_GIVEN TASK_:
Could you give the data below again, exactly and completely?

(Collected data entries)
══════════════════════════════
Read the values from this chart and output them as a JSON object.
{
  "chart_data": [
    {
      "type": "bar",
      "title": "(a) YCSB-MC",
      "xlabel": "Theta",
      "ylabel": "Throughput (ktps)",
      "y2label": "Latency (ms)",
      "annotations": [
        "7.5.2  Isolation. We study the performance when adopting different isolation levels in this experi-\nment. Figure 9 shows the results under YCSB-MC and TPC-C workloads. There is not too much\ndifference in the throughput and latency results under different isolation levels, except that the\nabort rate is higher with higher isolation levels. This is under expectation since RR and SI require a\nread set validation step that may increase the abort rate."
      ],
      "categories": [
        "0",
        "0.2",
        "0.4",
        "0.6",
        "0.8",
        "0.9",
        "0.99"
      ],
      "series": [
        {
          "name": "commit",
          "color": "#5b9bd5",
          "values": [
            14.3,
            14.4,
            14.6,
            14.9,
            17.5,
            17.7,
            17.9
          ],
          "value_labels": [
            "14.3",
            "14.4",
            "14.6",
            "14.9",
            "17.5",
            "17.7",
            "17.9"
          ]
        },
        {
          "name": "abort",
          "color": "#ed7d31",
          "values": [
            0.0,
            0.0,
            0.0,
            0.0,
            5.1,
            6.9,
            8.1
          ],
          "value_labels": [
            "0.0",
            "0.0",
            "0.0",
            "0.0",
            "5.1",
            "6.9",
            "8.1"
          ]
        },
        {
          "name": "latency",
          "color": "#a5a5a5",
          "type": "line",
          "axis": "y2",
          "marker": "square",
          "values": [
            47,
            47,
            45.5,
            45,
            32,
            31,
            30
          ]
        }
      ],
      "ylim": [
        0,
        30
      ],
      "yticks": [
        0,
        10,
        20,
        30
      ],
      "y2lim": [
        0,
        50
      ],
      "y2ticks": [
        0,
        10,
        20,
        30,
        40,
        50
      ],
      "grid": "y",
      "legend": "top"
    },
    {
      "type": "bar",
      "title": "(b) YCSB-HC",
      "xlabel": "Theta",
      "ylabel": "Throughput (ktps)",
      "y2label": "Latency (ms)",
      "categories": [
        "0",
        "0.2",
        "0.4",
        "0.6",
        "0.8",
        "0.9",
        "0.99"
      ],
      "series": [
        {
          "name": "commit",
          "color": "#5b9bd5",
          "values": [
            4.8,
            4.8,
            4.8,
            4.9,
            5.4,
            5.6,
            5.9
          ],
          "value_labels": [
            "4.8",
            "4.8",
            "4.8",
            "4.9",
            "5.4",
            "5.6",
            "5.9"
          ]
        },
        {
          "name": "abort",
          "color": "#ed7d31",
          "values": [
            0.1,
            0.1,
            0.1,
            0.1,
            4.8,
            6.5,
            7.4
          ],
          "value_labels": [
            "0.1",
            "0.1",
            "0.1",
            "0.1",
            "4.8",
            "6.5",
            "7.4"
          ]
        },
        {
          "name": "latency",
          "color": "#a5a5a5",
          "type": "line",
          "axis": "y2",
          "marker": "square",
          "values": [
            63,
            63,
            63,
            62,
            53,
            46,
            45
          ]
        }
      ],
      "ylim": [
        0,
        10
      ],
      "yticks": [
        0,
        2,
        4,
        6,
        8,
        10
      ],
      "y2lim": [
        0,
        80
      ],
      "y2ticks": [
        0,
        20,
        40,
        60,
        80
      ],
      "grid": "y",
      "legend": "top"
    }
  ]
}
══════════════════════════════
_PROBLEM SOLUTION_:
Read the values from this chart and output them as a JSON object.
{
  "chart_data": [
    {
      "type": "bar",
      "title": "(a) YCSB-MC",
      "xlabel": "Theta",
      "ylabel": "Throughput (ktps)",
      "y2label": "Latency (ms)",
      "annotations": [
        "7.5.2  Isolation. We study the performance when adopting different isolation levels in this experi-\nment. Figure 9 shows the results under YCSB-MC and TPC-C workloads. There is not too much\ndifference in the throughput and latency results under different isolation levels, except that the\nabort rate is higher with higher isolation levels. This is under expectation since RR and SI require a\nread set validation step that may increase the abort rate."
      ],
      "categories": [
        "0",
        "0.2",
        "0.4",
        "0.6",
        "0.8",
        "0.9",
        "0.99"
      ],
      "series": [
        {
          "name": "commit",
          "color": "#5b9bd5",
          "values": [
            14.3,
            14.4,
            14.6,
            14.9,
            17.5,
            17.7,
            17.9
          ],
          "value_labels": [
            "14.3",
            "14.4",
            "14.6",
            "14.9",
            "17.5",
            "17.7",
            "17.9"
          ]
        },
        {
          "name": "abort",
          "color": "#ed7d31",
          "values": [
            0.0,
            0.0,
            0.0,
            0.0,
            5.1,
            6.9,
            8.1
          ],
          "value_labels": [
            "0.0",
            "0.0",
            "0.0",
            "0.0",
            "5.1",
            "6.9",
            "8.1"
          ]
        },
        {
          "name": "latency",
          "color": "#a5a5a5",
          "type": "line",
          "axis": "y2",
          "marker": "square",
          "values": [
            47,
            47,
            45.5,
            45,
            32,
            31,
            30
          ]
        }
      ],
      "ylim": [
        0,
        30
      ],
      "yticks": [
        0,
        10,
        20,
        30
      ],
      "y2lim": [
        0,
        50
      ],
      "y2ticks": [
        0,
        10,
        20,
        30,
        40,
        50
      ],
      "grid": "y",
      "legend": "top"
    },
    {
      "type": "bar",
      "title": "(b) YCSB-HC",
      "xlabel": "Theta",
      "ylabel": "Throughput (ktps)",
      "y2label": "Latency (ms)",
      "categories": [
        "0",
        "0.2",
        "0.4",
        "0.6",
        "0.8",
        "0.9",
        "0.99"
      ],
      "series": [
        {
          "name": "commit",
          "color": "#5b9bd5",
          "values": [
            4.8,
            4.8,
            4.8,
            4.9,
            5.4,
            5.6,
            5.9
          ],
          "value_labels": [
            "4.8",
            "4.8",
            "4.8",
            "4.9",
            "5.4",
            "5.6",
            "5.9"
          ]
        },
        {
          "name": "abort",
          "color": "#ed7d31",
          "values": [
            0.1,
            0.1,
            0.1,
            0.1,
            4.8,
            6.5,
            7.4
          ],
          "value_labels": [
            "0.1",
            "0.1",
            "0.1",
            "0.1",
            "4.8",
            "6.5",
            "7.4"
          ]
        },
        {
          "name": "latency",
          "color": "#a5a5a5",
          "type": "line",
          "axis": "y2",
          "marker": "square",
          "values": [
            63,
            63,
            63,
            62,
            53,
            46,
            45
          ]
        }
      ],
      "ylim": [
        0,
        10
      ],
      "yticks": [
        0,
        2,
        4,
        6,
        8,
        10
      ],
      "y2lim": [
        0,
        80
      ],
      "y2ticks": [
        0,
        20,
        40,
        60,
        80
      ],
      "grid": "y",
      "legend": "top"
    }
  ]
}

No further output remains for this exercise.